> [DO THIS] Find the string "only" in the entries and copy each line that has it.

> [EXERCISE INPUTS]

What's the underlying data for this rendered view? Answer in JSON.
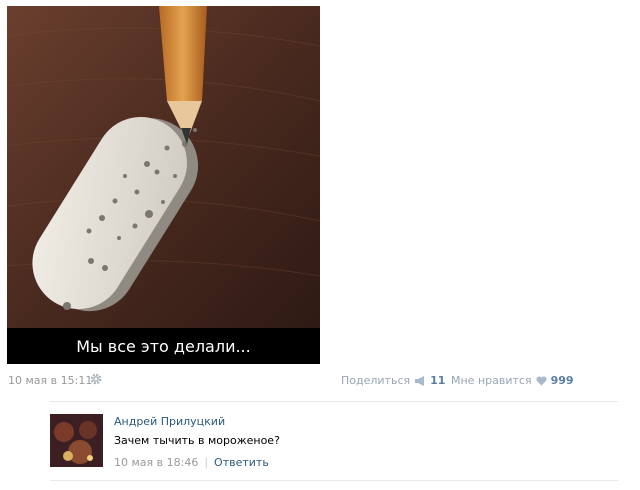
{
  "post": {
    "image_caption": "Мы все это делали...",
    "date": "10 мая в 15:11",
    "share_label": "Поделиться",
    "share_count": "11",
    "like_label": "Мне нравится",
    "like_count": "999"
  },
  "comment": {
    "author": "Андрей Прилуцкий",
    "text": "Зачем тычить в мороженое?",
    "date": "10 мая в 18:46",
    "separator": "|",
    "reply_label": "Ответить"
  },
  "colors": {
    "link": "#2b587a",
    "muted": "#999999",
    "action": "#99a6b6",
    "count": "#597da3"
  },
  "icons": {
    "settings": "gear-icon",
    "share": "megaphone-icon",
    "like": "heart-icon"
  }
}
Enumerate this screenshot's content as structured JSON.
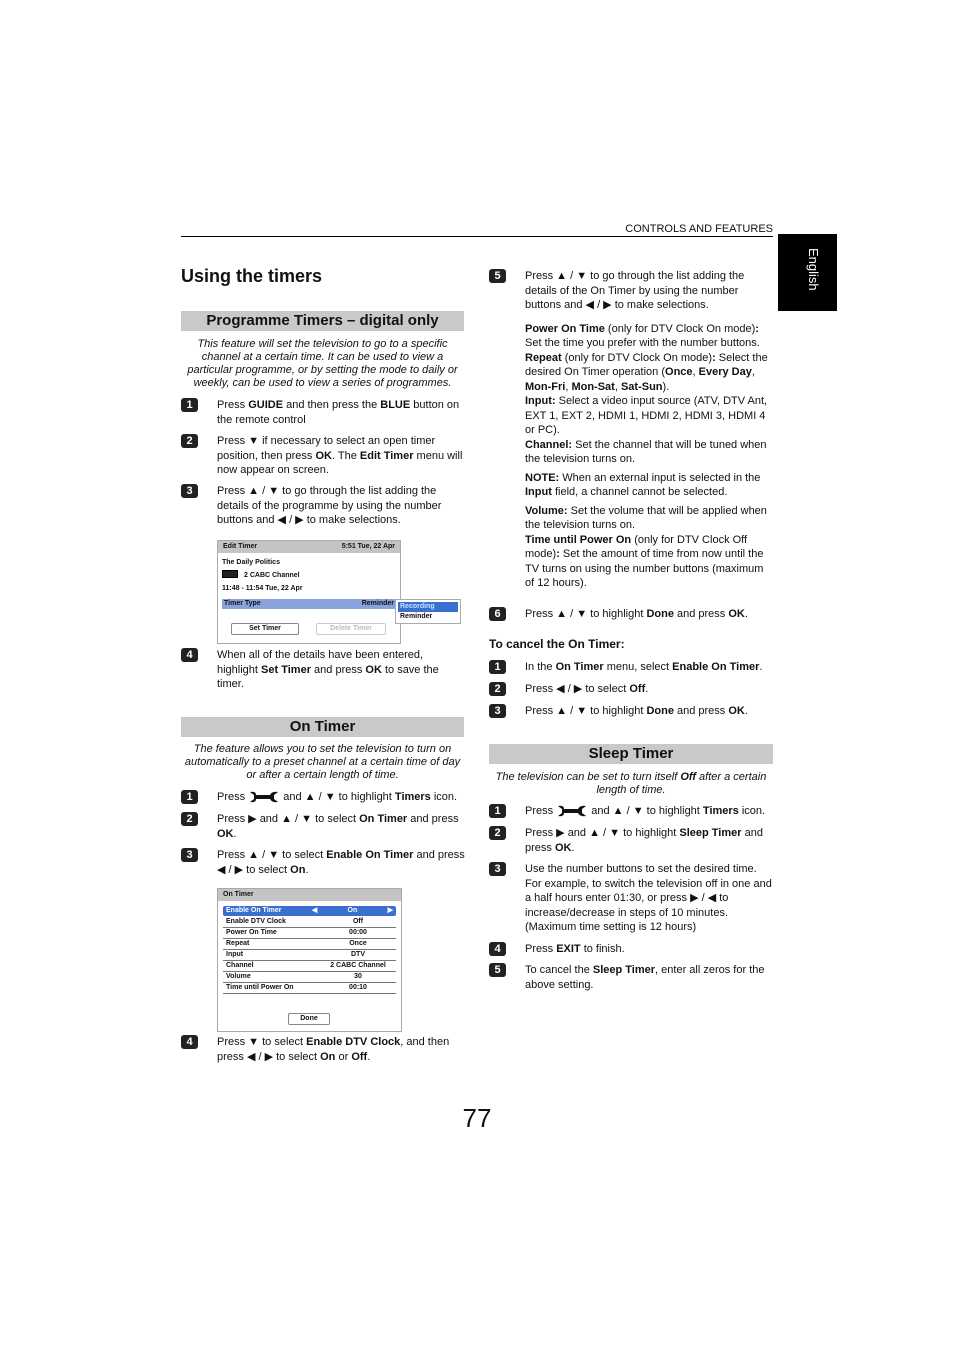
{
  "header": {
    "section": "CONTROLS AND FEATURES",
    "language_tab": "English",
    "title": "Using the timers",
    "page_number": "77"
  },
  "programme": {
    "heading": "Programme Timers – digital only",
    "intro": "This feature will set the television to go to a specific channel at a certain time. It can be used to view a particular programme, or by setting the mode to daily or weekly, can be used to view a series of programmes.",
    "steps": [
      {
        "n": "1",
        "p": [
          [
            {
              "t": "Press "
            },
            {
              "t": "GUIDE",
              "b": 1
            },
            {
              "t": " and then press the "
            },
            {
              "t": "BLUE",
              "b": 1
            },
            {
              "t": " button on the remote control"
            }
          ]
        ]
      },
      {
        "n": "2",
        "p": [
          [
            {
              "t": "Press ▼ if necessary to select an open timer position, then press "
            },
            {
              "t": "OK",
              "b": 1
            },
            {
              "t": ". The "
            },
            {
              "t": "Edit Timer",
              "b": 1
            },
            {
              "t": " menu will now appear on screen."
            }
          ]
        ]
      },
      {
        "n": "3",
        "p": [
          [
            {
              "t": "Press ▲ / ▼ to go through the list adding the details of the programme by using the number buttons and ◀ / ▶ to make selections."
            }
          ]
        ]
      },
      {
        "n": "4",
        "p": [
          [
            {
              "t": "When all of the details have been entered, highlight "
            },
            {
              "t": "Set Timer",
              "b": 1
            },
            {
              "t": " and press "
            },
            {
              "t": "OK",
              "b": 1
            },
            {
              "t": " to save the timer."
            }
          ]
        ]
      }
    ],
    "screen": {
      "title": "Edit Timer",
      "clock": "5:51 Tue, 22 Apr",
      "programme": "The Daily Politics",
      "channel": "2  CABC  Channel",
      "time": "11:48 - 11:54 Tue, 22 Apr",
      "timer_type_label": "Timer Type",
      "timer_type_value": "Reminder",
      "options": [
        "Recording",
        "Reminder"
      ],
      "set_button": "Set Timer",
      "delete_button": "Delete Timer"
    }
  },
  "on_timer": {
    "heading": "On Timer",
    "intro": "The feature allows you to set the television to turn on automatically to a preset channel at a certain time of day or after a certain length of time.",
    "steps": [
      {
        "n": "1",
        "p": [
          [
            {
              "t": "Press "
            },
            {
              "icon": "setup-icon"
            },
            {
              "t": " and ▲ / ▼ to highlight "
            },
            {
              "t": "Timers",
              "b": 1
            },
            {
              "t": " icon."
            }
          ]
        ]
      },
      {
        "n": "2",
        "p": [
          [
            {
              "t": "Press ▶ and ▲  / ▼ to select "
            },
            {
              "t": "On Timer",
              "b": 1
            },
            {
              "t": " and press "
            },
            {
              "t": "OK",
              "b": 1
            },
            {
              "t": "."
            }
          ]
        ]
      },
      {
        "n": "3",
        "p": [
          [
            {
              "t": "Press ▲ / ▼ to select "
            },
            {
              "t": "Enable On Timer",
              "b": 1
            },
            {
              "t": " and press ◀ / ▶ to select "
            },
            {
              "t": "On",
              "b": 1
            },
            {
              "t": "."
            }
          ]
        ]
      },
      {
        "n": "4",
        "p": [
          [
            {
              "t": "Press ▼ to select "
            },
            {
              "t": "Enable DTV Clock",
              "b": 1
            },
            {
              "t": ", and then press ◀ / ▶ to select "
            },
            {
              "t": "On",
              "b": 1
            },
            {
              "t": " or "
            },
            {
              "t": "Off",
              "b": 1
            },
            {
              "t": "."
            }
          ]
        ]
      }
    ],
    "screen": {
      "title": "On Timer",
      "rows": [
        {
          "label": "Enable On Timer",
          "value": "On",
          "selected": true
        },
        {
          "label": "Enable DTV Clock",
          "value": "Off"
        },
        {
          "label": "Power On Time",
          "value": "00:00"
        },
        {
          "label": "Repeat",
          "value": "Once"
        },
        {
          "label": "Input",
          "value": "DTV"
        },
        {
          "label": "Channel",
          "value": "2 CABC Channel"
        },
        {
          "label": "Volume",
          "value": "30"
        },
        {
          "label": "Time until Power On",
          "value": "00:10"
        }
      ],
      "done_button": "Done"
    },
    "steps_right": [
      {
        "n": "5",
        "p": [
          [
            {
              "t": "Press ▲ / ▼ to go through the list adding the details of the On Timer by using the number buttons and ◀ / ▶ to make selections."
            }
          ],
          [
            {
              "t": "Power On Time",
              "b": 1
            },
            {
              "t": " (only for DTV Clock On mode)"
            },
            {
              "t": ":",
              "b": 1
            },
            {
              "t": " Set the time you prefer with the number buttons. "
            },
            {
              "t": "Repeat",
              "b": 1
            },
            {
              "t": " (only for DTV Clock On mode)"
            },
            {
              "t": ":",
              "b": 1
            },
            {
              "t": " Select the desired On Timer operation ("
            },
            {
              "t": "Once",
              "b": 1
            },
            {
              "t": ", "
            },
            {
              "t": "Every Day",
              "b": 1
            },
            {
              "t": ", "
            },
            {
              "t": "Mon-Fri",
              "b": 1
            },
            {
              "t": ", "
            },
            {
              "t": "Mon-Sat",
              "b": 1
            },
            {
              "t": ", "
            },
            {
              "t": "Sat-Sun",
              "b": 1
            },
            {
              "t": ")."
            },
            {
              "br": 1
            },
            {
              "t": "Input:",
              "b": 1
            },
            {
              "t": " Select a video input source (ATV, DTV Ant, EXT 1, EXT 2, HDMI 1, HDMI 2, HDMI 3, HDMI 4 or PC)."
            },
            {
              "br": 1
            },
            {
              "t": "Channel:",
              "b": 1
            },
            {
              "t": " Set the channel that will be tuned when the television turns on."
            }
          ],
          [
            {
              "t": "NOTE:",
              "b": 1
            },
            {
              "t": " When an external input is selected in the "
            },
            {
              "t": "Input",
              "b": 1
            },
            {
              "t": " field, a channel cannot be selected."
            }
          ],
          [
            {
              "t": "Volume:",
              "b": 1
            },
            {
              "t": " Set the volume that will be applied when the television turns on."
            },
            {
              "br": 1
            },
            {
              "t": "Time until Power On",
              "b": 1
            },
            {
              "t": " (only for DTV Clock Off mode)"
            },
            {
              "t": ":",
              "b": 1
            },
            {
              "t": " Set the amount of time from now until the TV turns on using the number buttons (maximum of 12 hours)."
            }
          ]
        ]
      },
      {
        "n": "6",
        "p": [
          [
            {
              "t": "Press ▲ / ▼ to highlight "
            },
            {
              "t": "Done",
              "b": 1
            },
            {
              "t": " and press "
            },
            {
              "t": "OK",
              "b": 1
            },
            {
              "t": "."
            }
          ]
        ]
      }
    ]
  },
  "cancel": {
    "heading": "To cancel the On Timer:",
    "steps": [
      {
        "n": "1",
        "p": [
          [
            {
              "t": "In the "
            },
            {
              "t": "On Timer",
              "b": 1
            },
            {
              "t": " menu, select "
            },
            {
              "t": "Enable On Timer",
              "b": 1
            },
            {
              "t": "."
            }
          ]
        ]
      },
      {
        "n": "2",
        "p": [
          [
            {
              "t": "Press ◀ / ▶ to select "
            },
            {
              "t": "Off",
              "b": 1
            },
            {
              "t": "."
            }
          ]
        ]
      },
      {
        "n": "3",
        "p": [
          [
            {
              "t": "Press ▲ / ▼ to highlight "
            },
            {
              "t": "Done",
              "b": 1
            },
            {
              "t": " and press "
            },
            {
              "t": "OK",
              "b": 1
            },
            {
              "t": "."
            }
          ]
        ]
      }
    ]
  },
  "sleep": {
    "heading": "Sleep Timer",
    "intro": [
      {
        "t": "The television can be set to turn itself "
      },
      {
        "t": "Off",
        "b": 1
      },
      {
        "t": " after a certain length of time."
      }
    ],
    "steps": [
      {
        "n": "1",
        "p": [
          [
            {
              "t": "Press "
            },
            {
              "icon": "setup-icon"
            },
            {
              "t": " and ▲ / ▼ to highlight "
            },
            {
              "t": "Timers",
              "b": 1
            },
            {
              "t": " icon."
            }
          ]
        ]
      },
      {
        "n": "2",
        "p": [
          [
            {
              "t": "Press ▶ and ▲ / ▼ to highlight "
            },
            {
              "t": "Sleep Timer",
              "b": 1
            },
            {
              "t": " and press "
            },
            {
              "t": "OK",
              "b": 1
            },
            {
              "t": "."
            }
          ]
        ]
      },
      {
        "n": "3",
        "p": [
          [
            {
              "t": "Use the number buttons to set the desired time. For example, to switch the television off in one and a half hours enter 01:30, or press ▶ / ◀ to increase/decrease in steps of 10 minutes. (Maximum time setting is 12 hours)"
            }
          ]
        ]
      },
      {
        "n": "4",
        "p": [
          [
            {
              "t": "Press "
            },
            {
              "t": "EXIT",
              "b": 1
            },
            {
              "t": " to finish."
            }
          ]
        ]
      },
      {
        "n": "5",
        "p": [
          [
            {
              "t": "To cancel the "
            },
            {
              "t": "Sleep Timer",
              "b": 1
            },
            {
              "t": ", enter all zeros for the above setting."
            }
          ]
        ]
      }
    ]
  },
  "colors": {
    "section_bar": "#c9c9c9",
    "highlight": "#3a6fd0",
    "timer_type_row": "#8aa2dc",
    "language_tab": "#000000"
  }
}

> [REPLY TO THE TASK]
    "heading": "Programme Timers – digital only",
              "t": " (only for DTV Clock On mode)"
              "t": " (only for DTV Clock On mode)"
              "t": " (only for DTV Clock Off mode)"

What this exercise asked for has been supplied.